■ **Exercise objective**: Pictures in the data below are not part of the copy; transcribe everything else exactly.
****************************************
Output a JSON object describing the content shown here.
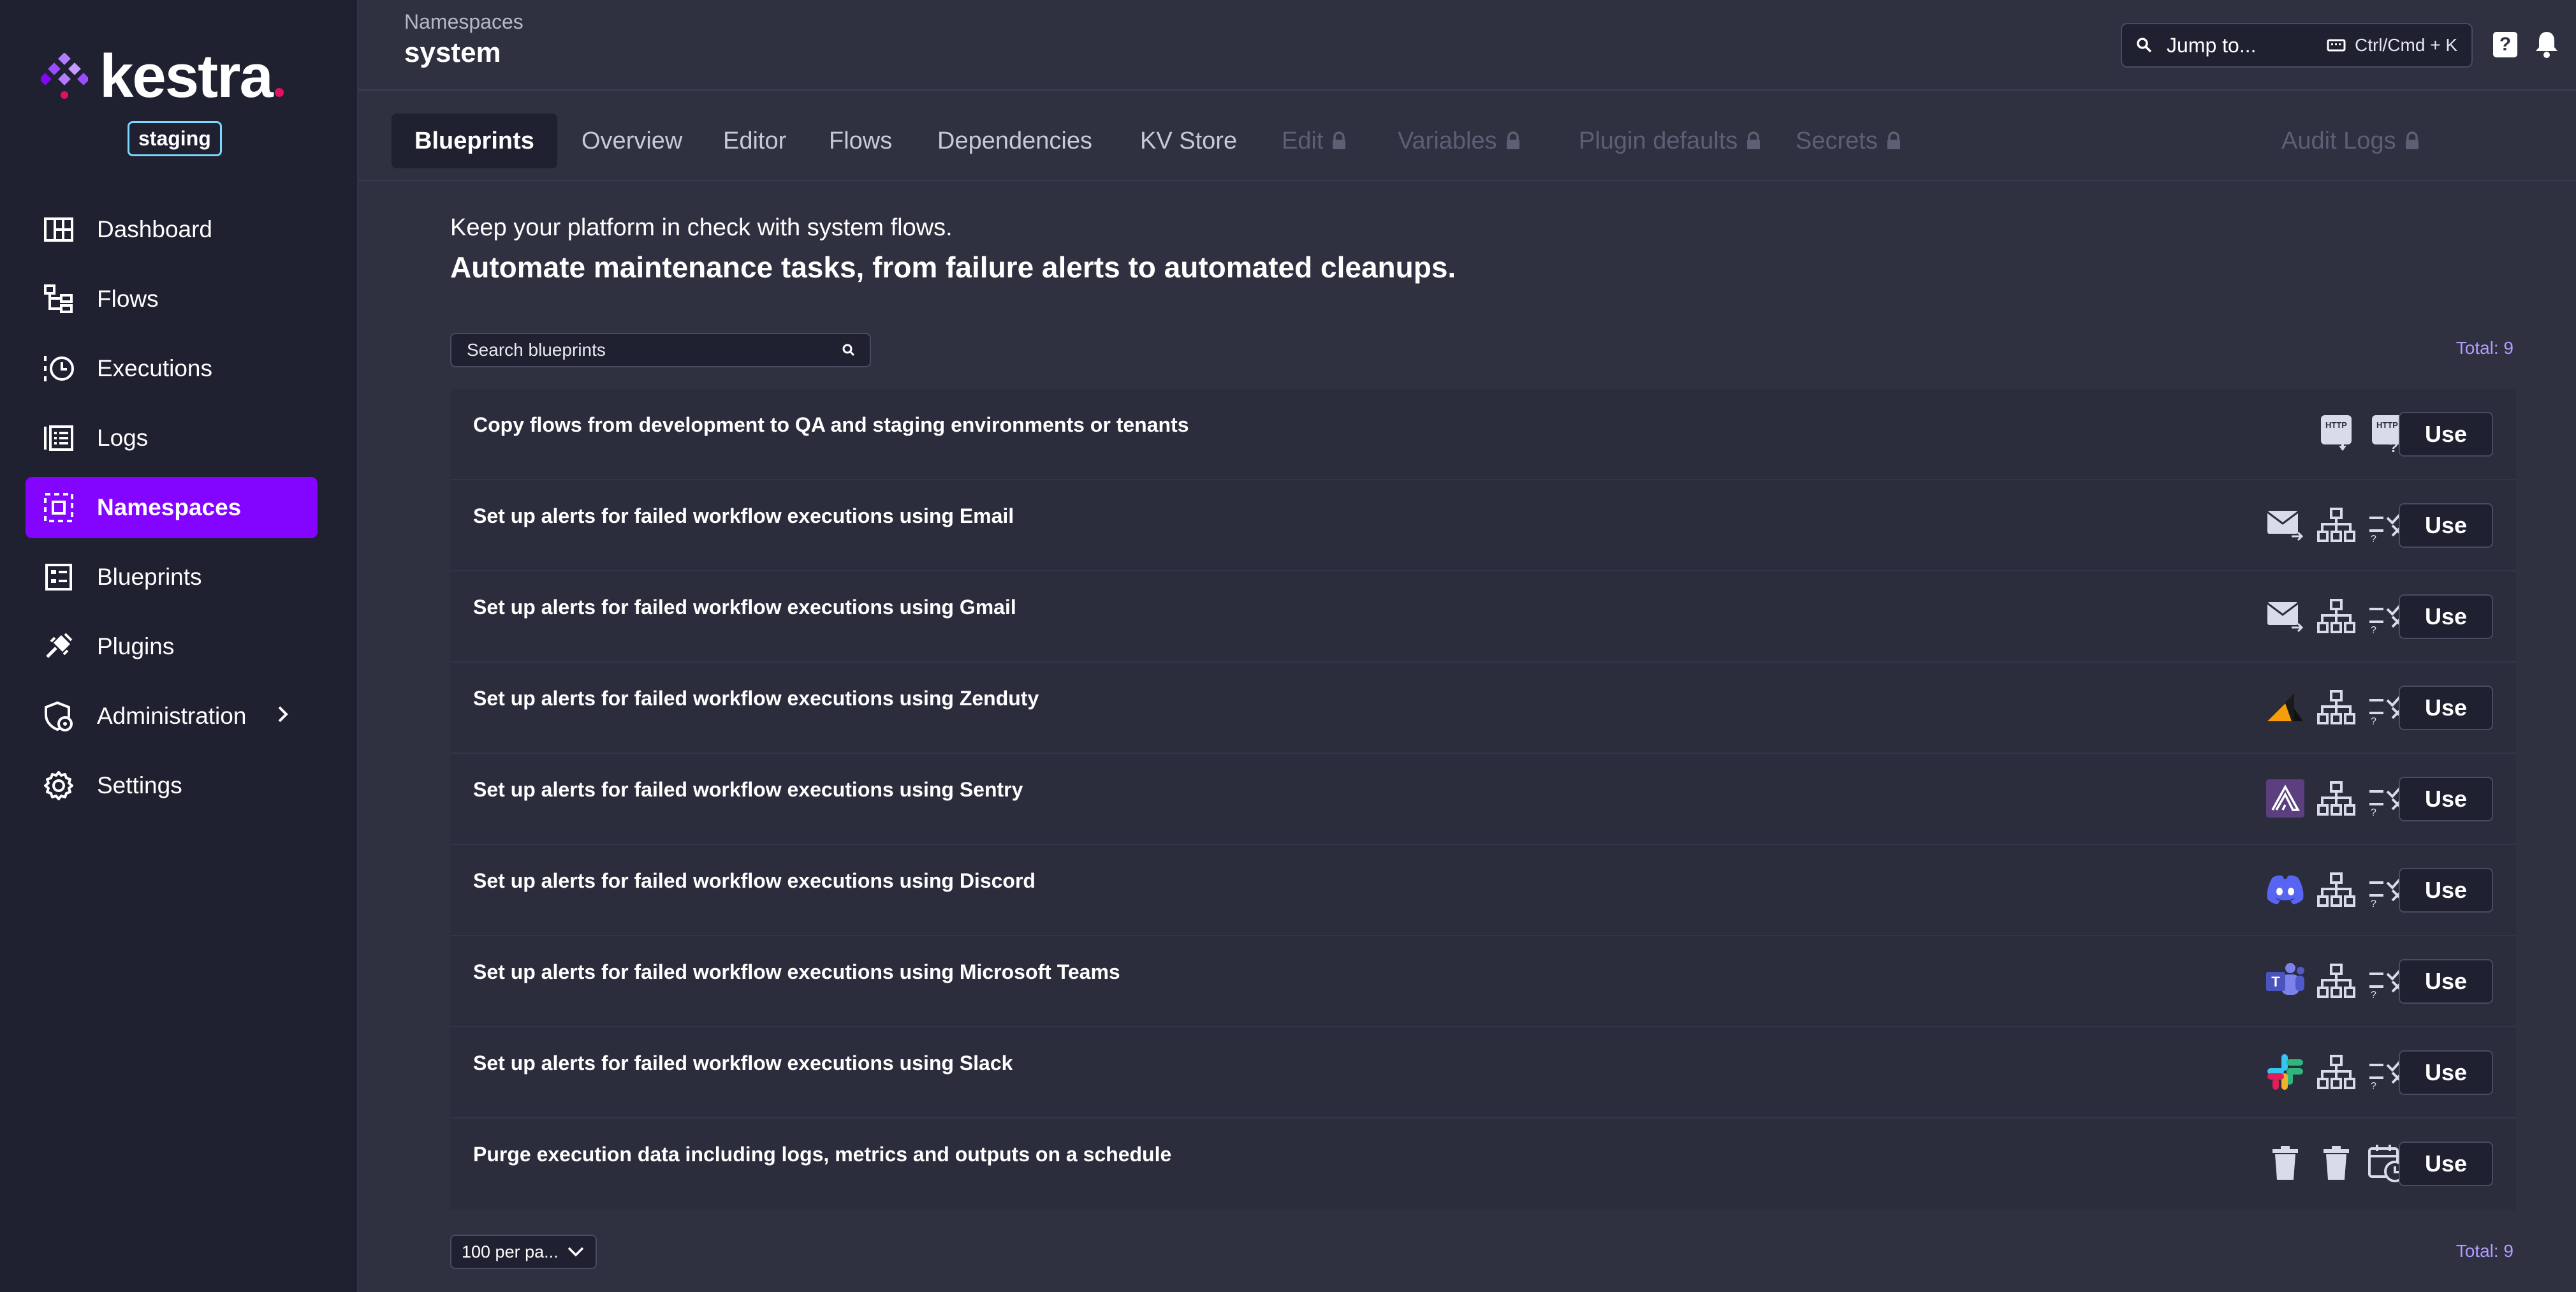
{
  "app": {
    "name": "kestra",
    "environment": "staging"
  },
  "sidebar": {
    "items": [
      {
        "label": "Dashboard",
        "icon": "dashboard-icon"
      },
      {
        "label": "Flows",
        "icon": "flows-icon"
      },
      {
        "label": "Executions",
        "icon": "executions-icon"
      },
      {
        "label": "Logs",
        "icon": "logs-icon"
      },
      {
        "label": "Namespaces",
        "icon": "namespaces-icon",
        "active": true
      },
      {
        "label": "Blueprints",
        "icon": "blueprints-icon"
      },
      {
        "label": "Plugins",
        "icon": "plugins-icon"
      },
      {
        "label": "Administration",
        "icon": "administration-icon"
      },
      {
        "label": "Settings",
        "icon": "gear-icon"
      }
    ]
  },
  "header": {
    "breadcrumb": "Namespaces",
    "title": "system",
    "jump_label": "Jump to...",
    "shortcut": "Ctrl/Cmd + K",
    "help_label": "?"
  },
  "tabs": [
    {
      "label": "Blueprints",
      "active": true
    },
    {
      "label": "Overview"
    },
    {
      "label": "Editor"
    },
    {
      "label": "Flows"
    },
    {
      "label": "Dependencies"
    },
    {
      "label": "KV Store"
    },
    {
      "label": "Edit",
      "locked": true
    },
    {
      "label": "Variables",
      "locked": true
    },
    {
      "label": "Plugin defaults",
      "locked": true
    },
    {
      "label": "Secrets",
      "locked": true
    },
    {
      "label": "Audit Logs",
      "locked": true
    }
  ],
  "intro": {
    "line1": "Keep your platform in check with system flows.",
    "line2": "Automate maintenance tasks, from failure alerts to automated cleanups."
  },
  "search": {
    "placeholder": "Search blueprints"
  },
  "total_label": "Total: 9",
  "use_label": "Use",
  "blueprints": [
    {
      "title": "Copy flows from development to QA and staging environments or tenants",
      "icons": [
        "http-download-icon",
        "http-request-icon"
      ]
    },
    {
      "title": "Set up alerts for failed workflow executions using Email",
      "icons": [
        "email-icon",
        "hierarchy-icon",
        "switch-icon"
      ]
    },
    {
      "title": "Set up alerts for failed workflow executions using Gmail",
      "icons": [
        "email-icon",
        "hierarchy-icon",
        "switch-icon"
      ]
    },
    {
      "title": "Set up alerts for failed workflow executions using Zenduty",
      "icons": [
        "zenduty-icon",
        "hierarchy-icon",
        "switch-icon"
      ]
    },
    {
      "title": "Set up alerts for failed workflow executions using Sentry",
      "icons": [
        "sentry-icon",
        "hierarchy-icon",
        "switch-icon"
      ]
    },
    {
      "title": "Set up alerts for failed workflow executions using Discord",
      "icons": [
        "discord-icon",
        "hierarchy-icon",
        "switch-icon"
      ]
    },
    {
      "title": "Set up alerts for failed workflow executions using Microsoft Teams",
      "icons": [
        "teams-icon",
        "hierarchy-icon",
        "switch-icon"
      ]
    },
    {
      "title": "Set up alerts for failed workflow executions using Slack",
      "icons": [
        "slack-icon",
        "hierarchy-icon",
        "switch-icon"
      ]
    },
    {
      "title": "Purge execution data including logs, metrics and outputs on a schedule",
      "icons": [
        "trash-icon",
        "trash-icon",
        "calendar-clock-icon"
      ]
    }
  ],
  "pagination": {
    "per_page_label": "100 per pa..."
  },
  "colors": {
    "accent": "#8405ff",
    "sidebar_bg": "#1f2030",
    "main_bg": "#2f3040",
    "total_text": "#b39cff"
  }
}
****************************************
■ **Written answer**:
Output a JSON object describing the content shown here.
{
  "app": {
    "name": "kestra",
    "environment": "staging"
  },
  "sidebar": {
    "items": [
      {
        "label": "Dashboard",
        "icon": "dashboard-icon"
      },
      {
        "label": "Flows",
        "icon": "flows-icon"
      },
      {
        "label": "Executions",
        "icon": "executions-icon"
      },
      {
        "label": "Logs",
        "icon": "logs-icon"
      },
      {
        "label": "Namespaces",
        "icon": "namespaces-icon",
        "active": true
      },
      {
        "label": "Blueprints",
        "icon": "blueprints-icon"
      },
      {
        "label": "Plugins",
        "icon": "plugins-icon"
      },
      {
        "label": "Administration",
        "icon": "administration-icon"
      },
      {
        "label": "Settings",
        "icon": "gear-icon"
      }
    ]
  },
  "header": {
    "breadcrumb": "Namespaces",
    "title": "system",
    "jump_label": "Jump to...",
    "shortcut": "Ctrl/Cmd + K",
    "help_label": "?"
  },
  "tabs": [
    {
      "label": "Blueprints",
      "active": true
    },
    {
      "label": "Overview"
    },
    {
      "label": "Editor"
    },
    {
      "label": "Flows"
    },
    {
      "label": "Dependencies"
    },
    {
      "label": "KV Store"
    },
    {
      "label": "Edit",
      "locked": true
    },
    {
      "label": "Variables",
      "locked": true
    },
    {
      "label": "Plugin defaults",
      "locked": true
    },
    {
      "label": "Secrets",
      "locked": true
    },
    {
      "label": "Audit Logs",
      "locked": true
    }
  ],
  "intro": {
    "line1": "Keep your platform in check with system flows.",
    "line2": "Automate maintenance tasks, from failure alerts to automated cleanups."
  },
  "search": {
    "placeholder": "Search blueprints"
  },
  "total_label": "Total: 9",
  "use_label": "Use",
  "blueprints": [
    {
      "title": "Copy flows from development to QA and staging environments or tenants",
      "icons": [
        "http-download-icon",
        "http-request-icon"
      ]
    },
    {
      "title": "Set up alerts for failed workflow executions using Email",
      "icons": [
        "email-icon",
        "hierarchy-icon",
        "switch-icon"
      ]
    },
    {
      "title": "Set up alerts for failed workflow executions using Gmail",
      "icons": [
        "email-icon",
        "hierarchy-icon",
        "switch-icon"
      ]
    },
    {
      "title": "Set up alerts for failed workflow executions using Zenduty",
      "icons": [
        "zenduty-icon",
        "hierarchy-icon",
        "switch-icon"
      ]
    },
    {
      "title": "Set up alerts for failed workflow executions using Sentry",
      "icons": [
        "sentry-icon",
        "hierarchy-icon",
        "switch-icon"
      ]
    },
    {
      "title": "Set up alerts for failed workflow executions using Discord",
      "icons": [
        "discord-icon",
        "hierarchy-icon",
        "switch-icon"
      ]
    },
    {
      "title": "Set up alerts for failed workflow executions using Microsoft Teams",
      "icons": [
        "teams-icon",
        "hierarchy-icon",
        "switch-icon"
      ]
    },
    {
      "title": "Set up alerts for failed workflow executions using Slack",
      "icons": [
        "slack-icon",
        "hierarchy-icon",
        "switch-icon"
      ]
    },
    {
      "title": "Purge execution data including logs, metrics and outputs on a schedule",
      "icons": [
        "trash-icon",
        "trash-icon",
        "calendar-clock-icon"
      ]
    }
  ],
  "pagination": {
    "per_page_label": "100 per pa..."
  },
  "colors": {
    "accent": "#8405ff",
    "sidebar_bg": "#1f2030",
    "main_bg": "#2f3040",
    "total_text": "#b39cff"
  }
}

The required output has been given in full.